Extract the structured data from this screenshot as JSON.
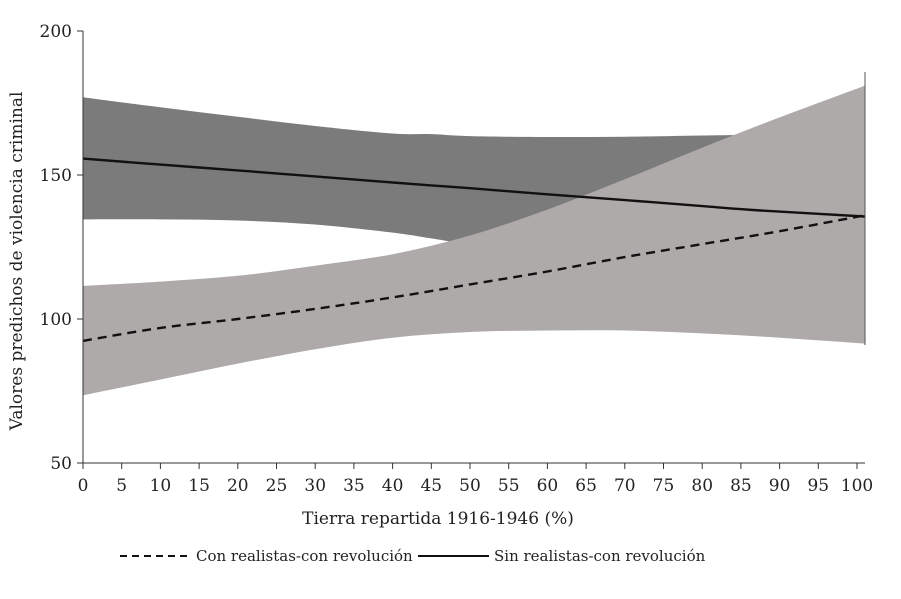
{
  "chart_data": {
    "type": "line",
    "title": "",
    "xlabel": "Tierra repartida 1916-1946 (%)",
    "ylabel": "Valores predichos de violencia criminal",
    "xlim": [
      0,
      101
    ],
    "ylim": [
      50,
      200
    ],
    "xticks": [
      0,
      5,
      10,
      15,
      20,
      25,
      30,
      35,
      40,
      45,
      50,
      55,
      60,
      65,
      70,
      75,
      80,
      85,
      90,
      95,
      100
    ],
    "yticks": [
      50,
      100,
      150,
      200
    ],
    "series": [
      {
        "name": "Sin realistas-con revolución",
        "style": "solid",
        "line_color": "#111111",
        "band_color": "#7b7b7b",
        "x": [
          0,
          10,
          20,
          30,
          40,
          45,
          50,
          60,
          70,
          80,
          88
        ],
        "y": [
          155.7,
          153.6,
          151.6,
          149.5,
          147.4,
          146.4,
          145.4,
          143.3,
          141.3,
          139.2,
          137.6
        ],
        "upper": [
          177.0,
          173.5,
          170.2,
          167.0,
          164.4,
          164.2,
          163.5,
          163.2,
          163.3,
          163.7,
          164.0
        ],
        "lower": [
          134.6,
          134.6,
          134.2,
          132.8,
          130.0,
          128.0,
          126.0,
          124.0,
          122.0,
          119.0,
          116.0
        ],
        "band_x_end": 101,
        "upper_end": 164.0,
        "lower_end_from_line": true,
        "y_end": 135.6
      },
      {
        "name": "Con realistas-con revolución",
        "style": "dashed",
        "line_color": "#111111",
        "band_color": "#aeaaa9",
        "x": [
          0,
          10,
          20,
          30,
          40,
          50,
          60,
          70,
          80,
          90,
          101
        ],
        "y": [
          92.4,
          96.9,
          100.0,
          103.5,
          107.5,
          112.0,
          116.5,
          121.5,
          126.0,
          130.5,
          136.0
        ],
        "upper": [
          111.5,
          113.0,
          115.0,
          118.5,
          122.5,
          129.0,
          138.0,
          148.5,
          159.5,
          170.0,
          181.0
        ],
        "lower": [
          73.5,
          79.0,
          84.5,
          89.5,
          93.5,
          95.5,
          96.0,
          96.0,
          95.0,
          93.5,
          91.5
        ]
      }
    ],
    "legend": [
      {
        "label": "Con realistas-con revolución",
        "style": "dashed"
      },
      {
        "label": "Sin realistas-con revolución",
        "style": "solid"
      }
    ],
    "legend_position": "bottom-left"
  }
}
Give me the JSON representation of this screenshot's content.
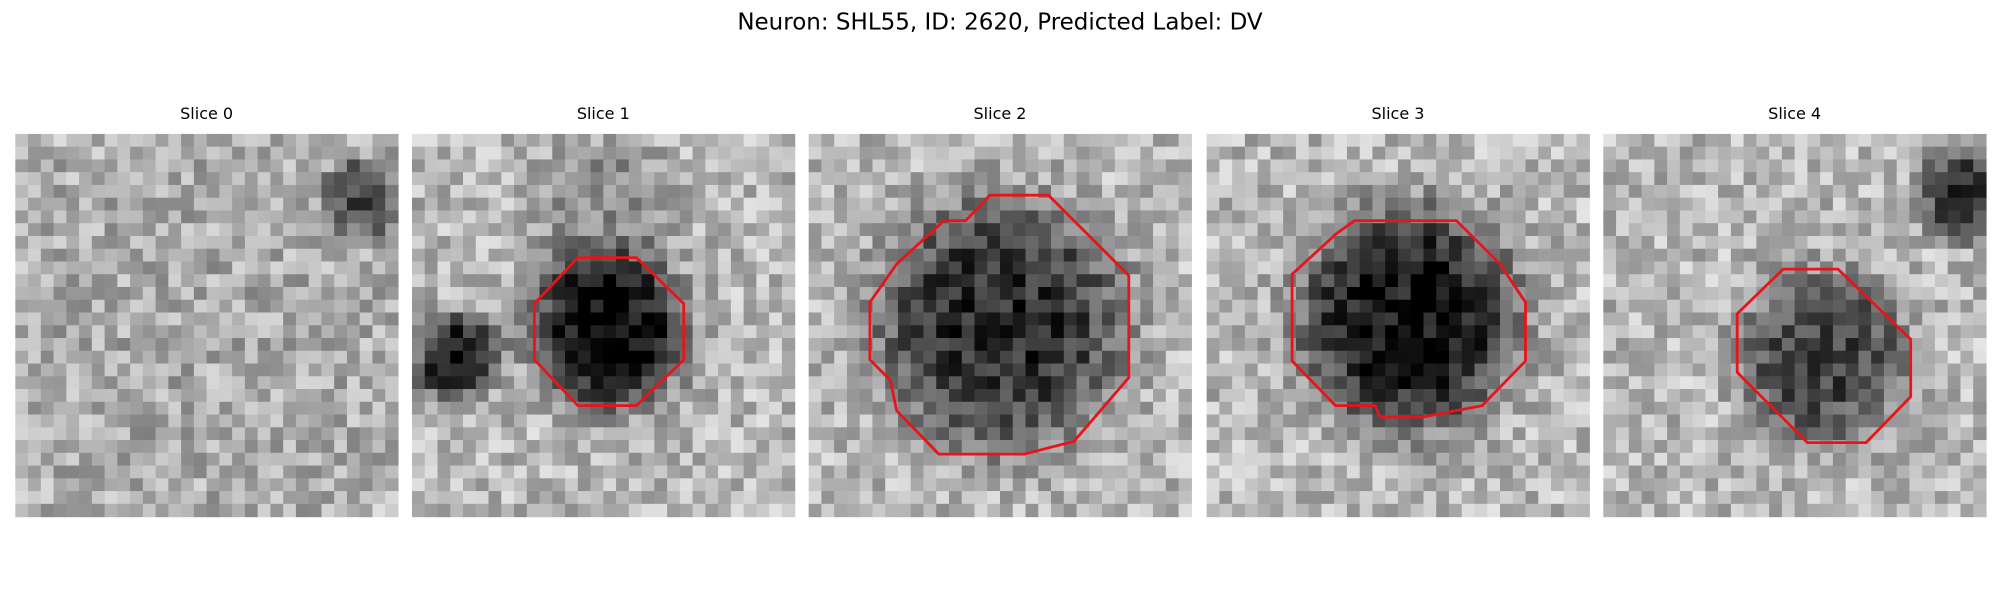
{
  "header": {
    "title": "Neuron: SHL55, ID: 2620, Predicted Label: DV"
  },
  "panels": [
    {
      "title": "Slice 0"
    },
    {
      "title": "Slice 1"
    },
    {
      "title": "Slice 2"
    },
    {
      "title": "Slice 3"
    },
    {
      "title": "Slice 4"
    }
  ]
}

^^^^^^^^^^^^^^^^

▶ Work instructions: Leave out the pictures and output the rest of the material exactly as written.

▶ Task response:
Extract the structured data from this screenshot as JSON.
{
  "chart_data": {
    "type": "line",
    "title": "",
    "xlabel": "Tierra repartida 1916-1946 (%)",
    "ylabel": "Valores predichos de violencia criminal",
    "xlim": [
      0,
      101
    ],
    "ylim": [
      50,
      200
    ],
    "xticks": [
      0,
      5,
      10,
      15,
      20,
      25,
      30,
      35,
      40,
      45,
      50,
      55,
      60,
      65,
      70,
      75,
      80,
      85,
      90,
      95,
      100
    ],
    "yticks": [
      50,
      100,
      150,
      200
    ],
    "series": [
      {
        "name": "Sin realistas-con revolución",
        "style": "solid",
        "line_color": "#111111",
        "band_color": "#7b7b7b",
        "x": [
          0,
          10,
          20,
          30,
          40,
          45,
          50,
          60,
          70,
          80,
          88
        ],
        "y": [
          155.7,
          153.6,
          151.6,
          149.5,
          147.4,
          146.4,
          145.4,
          143.3,
          141.3,
          139.2,
          137.6
        ],
        "upper": [
          177.0,
          173.5,
          170.2,
          167.0,
          164.4,
          164.2,
          163.5,
          163.2,
          163.3,
          163.7,
          164.0
        ],
        "lower": [
          134.6,
          134.6,
          134.2,
          132.8,
          130.0,
          128.0,
          126.0,
          124.0,
          122.0,
          119.0,
          116.0
        ],
        "band_x_end": 101,
        "upper_end": 164.0,
        "lower_end_from_line": true,
        "y_end": 135.6
      },
      {
        "name": "Con realistas-con revolución",
        "style": "dashed",
        "line_color": "#111111",
        "band_color": "#aeaaa9",
        "x": [
          0,
          10,
          20,
          30,
          40,
          50,
          60,
          70,
          80,
          90,
          101
        ],
        "y": [
          92.4,
          96.9,
          100.0,
          103.5,
          107.5,
          112.0,
          116.5,
          121.5,
          126.0,
          130.5,
          136.0
        ],
        "upper": [
          111.5,
          113.0,
          115.0,
          118.5,
          122.5,
          129.0,
          138.0,
          148.5,
          159.5,
          170.0,
          181.0
        ],
        "lower": [
          73.5,
          79.0,
          84.5,
          89.5,
          93.5,
          95.5,
          96.0,
          96.0,
          95.0,
          93.5,
          91.5
        ]
      }
    ],
    "legend": [
      {
        "label": "Con realistas-con revolución",
        "style": "dashed"
      },
      {
        "label": "Sin realistas-con revolución",
        "style": "solid"
      }
    ],
    "legend_position": "bottom-left"
  }
}
Give me the JSON representation of this screenshot's content.
{
  "header": {
    "title": "Neuron: SHL55, ID: 2620, Predicted Label: DV"
  },
  "panels": [
    {
      "title": "Slice 0"
    },
    {
      "title": "Slice 1"
    },
    {
      "title": "Slice 2"
    },
    {
      "title": "Slice 3"
    },
    {
      "title": "Slice 4"
    }
  ]
}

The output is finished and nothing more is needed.